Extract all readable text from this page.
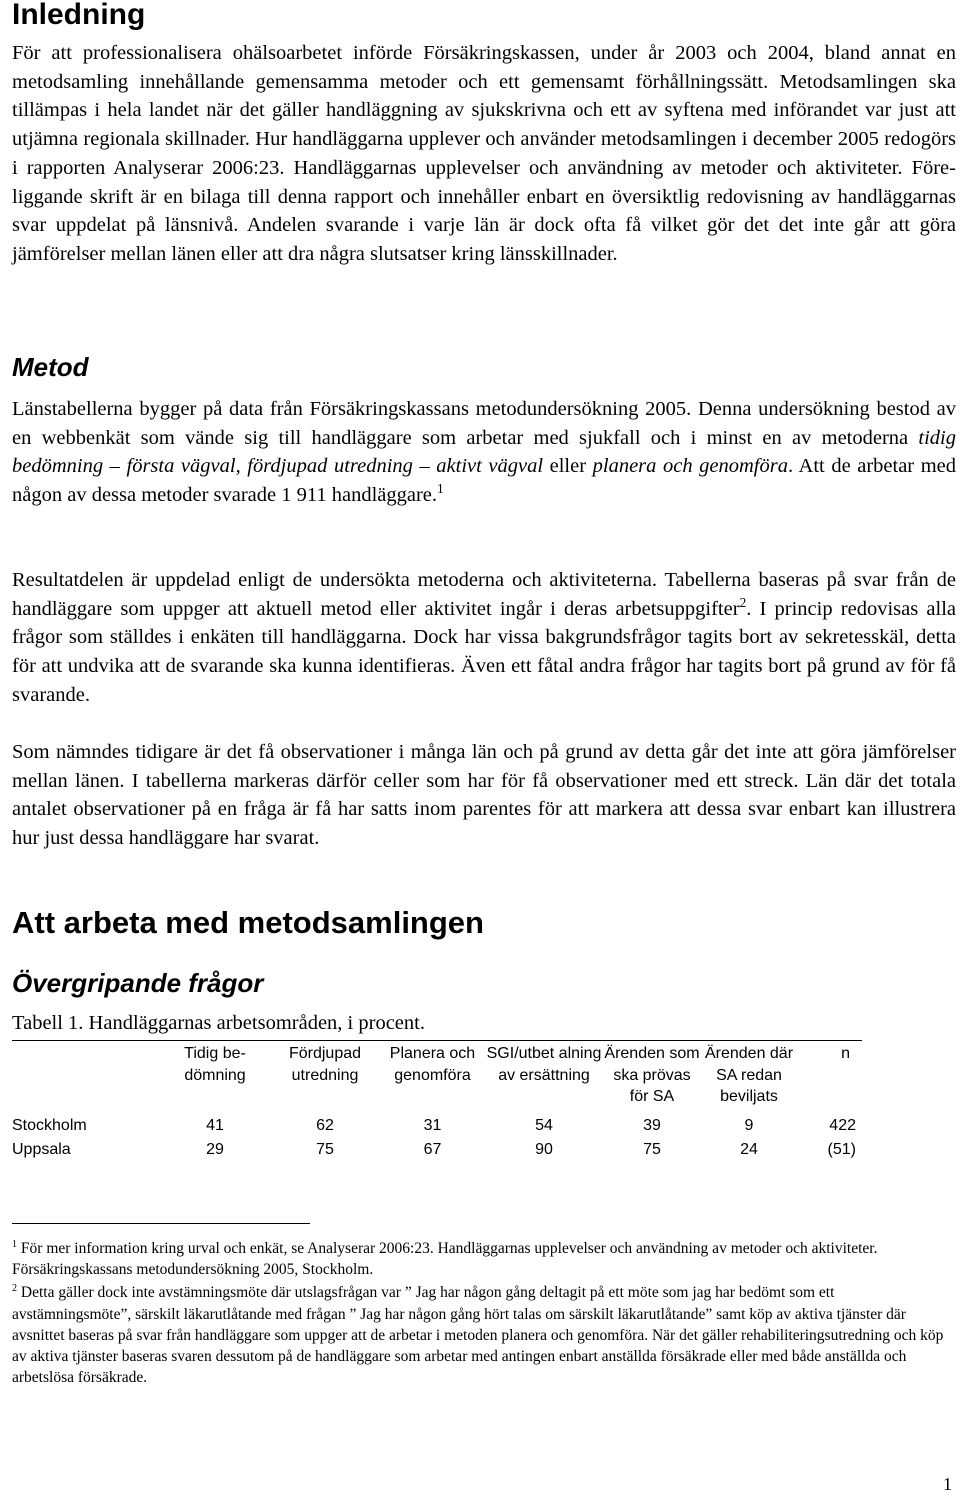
Inledning

För att professionalisera ohälsoarbetet införde Försäkringskassen, under år 2003 och 2004, bland annat en metodsamling innehållande gemensamma metoder och ett gemensamt förhållningssätt. Metodsamlingen ska tillämpas i hela landet när det gäller handläggning av sjukskrivna och ett av syftena med införandet var just att utjämna regionala skillnader. Hur handläggarna upplever och använder metodsamlingen i december 2005 redogörs i rapporten Analyserar 2006:23. Handläggarnas upplevelser och användning av metoder och aktiviteter. Föreliggande skrift är en bilaga till denna rapport och innehåller enbart en översiktlig redovisning av handläggarnas svar uppdelat på länsnivå. Andelen svarande i varje län är dock ofta få vilket gör det det inte går att göra jämförelser mellan länen eller att dra några slutsatser kring länsskillnader.

Metod

Länstabellerna bygger på data från Försäkringskassans metodundersökning 2005. Denna undersökning bestod av en webbenkät som vände sig till handläggare som arbetar med sjukfall och i minst en av metoderna tidig bedömning – första vägval, fördjupad utredning – aktivt vägval eller planera och genomföra. Att de arbetar med någon av dessa metoder svarade 1 911 handläggare.$^1$

Resultatdelen är uppdelad enligt de undersökta metoderna och aktiviteterna. Tabellerna baseras på svar från de handläggare som uppger att aktuell metod eller aktivitet ingår i deras arbetsuppgifter$^2$. I princip redovisas alla frågor som ställdes i enkäten till handläggarna. Dock har vissa bakgrundsfrågor tagits bort av sekretesskäl, detta för att undvika att de svarande ska kunna identifieras. Även ett fåtal andra frågor har tagits bort på grund av för få svarande.

Som nämndes tidigare är det få observationer i många län och på grund av detta går det inte att göra jämförelser mellan länen. I tabellerna markeras därför celler som har för få observationer med ett streck. Län där det totala antalet observationer på en fråga är få har satts inom parentes för att markera att dessa svar enbart kan illustrera hur just dessa handläggare har svarat.

Att arbeta med metodsamlingen
Övergripande frågor

Tabell 1. Handläggarnas arbetsområden, i procent.

	Tidig bedömning	Fördjupad utredning	Planera och genomföra	SGI/utbet alning av ersättning	Ärenden som ska prövas för SA	Ärenden där SA redan beviljats	n
Stockholm	41	62	31	54	39	9	422
Uppsala	29	75	67	90	75	24	(51)

$^1$ För mer information kring urval och enkät, se Analyserar 2006:23. Handläggarnas upplevelser och användning av metoder och aktiviteter. Försäkringskassans metodundersökning 2005, Stockholm.

$^2$ Detta gäller dock inte avstämningsmöte där utslagsfrågan var ” Jag har någon gång deltagit på ett möte som jag har bedömt som ett avstämningsmöte”, särskilt läkarutlåtande med frågan ” Jag har någon gång hört talas om särskilt läkarutlåtande” samt köp av aktiva tjänster där avsnittet baseras på svar från handläggare som uppger att de arbetar i metoden planera och genomföra. När det gäller rehabiliteringsutredning och köp av aktiva tjänster baseras svaren dessutom på de handläggare som arbetar med antingen enbart anställda försäkrade eller med både anställda och arbetslösa försäkrade.

1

▶ **DIRECTIONS FOR THIS TASK**
Restate all of the material word for word, leaving every picture out.

▶ **EXERCISE SOLUTION**
Extract all readable text from this page.
Inledning

För att professionalisera ohälsoarbetet införde Försäkringskassen, under år 2003 och 2004, bland annat en metodsamling innehållande gemensamma metoder och ett gemensamt förhållningssätt. Metodsamlingen ska tillämpas i hela landet när det gäller handläggning av sjukskrivna och ett av syftena med införandet var just att utjämna regionala skillnader. Hur handläggarna upplever och använder metodsamlingen i december 2005 redogörs i rapporten Analyserar 2006:23. Handläggarnas upplevelser och användning av metoder och aktiviteter. Föreliggande skrift är en bilaga till denna rapport och innehåller enbart en översiktlig redovisning av handläggarnas svar uppdelat på länsnivå. Andelen svarande i varje län är dock ofta få vilket gör det det inte går att göra jämförelser mellan länen eller att dra några slutsatser kring länsskillnader.

Metod

Länstabellerna bygger på data från Försäkringskassans metodundersökning 2005. Denna undersökning bestod av en webbenkät som vände sig till handläggare som arbetar med sjukfall och i minst en av metoderna tidig bedömning – första vägval, fördjupad utredning – aktivt vägval eller planera och genomföra. Att de arbetar med någon av dessa metoder svarade 1 911 handläggare.$^1$

Resultatdelen är uppdelad enligt de undersökta metoderna och aktiviteterna. Tabellerna baseras på svar från de handläggare som uppger att aktuell metod eller aktivitet ingår i deras arbetsuppgifter$^2$. I princip redovisas alla frågor som ställdes i enkäten till handläggarna. Dock har vissa bakgrundsfrågor tagits bort av sekretesskäl, detta för att undvika att de svarande ska kunna identifieras. Även ett fåtal andra frågor har tagits bort på grund av för få svarande.

Som nämndes tidigare är det få observationer i många län och på grund av detta går det inte att göra jämförelser mellan länen. I tabellerna markeras därför celler som har för få observationer med ett streck. Län där det totala antalet observationer på en fråga är få har satts inom parentes för att markera att dessa svar enbart kan illustrera hur just dessa handläggare har svarat.

Att arbeta med metodsamlingen
Övergripande frågor

Tabell 1. Handläggarnas arbetsområden, i procent.

	Tidig bedömning	Fördjupad utredning	Planera och genomföra	SGI/utbet alning av ersättning	Ärenden som ska prövas för SA	Ärenden där SA redan beviljats	n
Stockholm	41	62	31	54	39	9	422
Uppsala	29	75	67	90	75	24	(51)

$^1$ För mer information kring urval och enkät, se Analyserar 2006:23. Handläggarnas upplevelser och användning av metoder och aktiviteter. Försäkringskassans metodundersökning 2005, Stockholm.

$^2$ Detta gäller dock inte avstämningsmöte där utslagsfrågan var ” Jag har någon gång deltagit på ett möte som jag har bedömt som ett avstämningsmöte”, särskilt läkarutlåtande med frågan ” Jag har någon gång hört talas om särskilt läkarutlåtande” samt köp av aktiva tjänster där avsnittet baseras på svar från handläggare som uppger att de arbetar i metoden planera och genomföra. När det gäller rehabiliteringsutredning och köp av aktiva tjänster baseras svaren dessutom på de handläggare som arbetar med antingen enbart anställda försäkrade eller med både anställda och arbetslösa försäkrade.

1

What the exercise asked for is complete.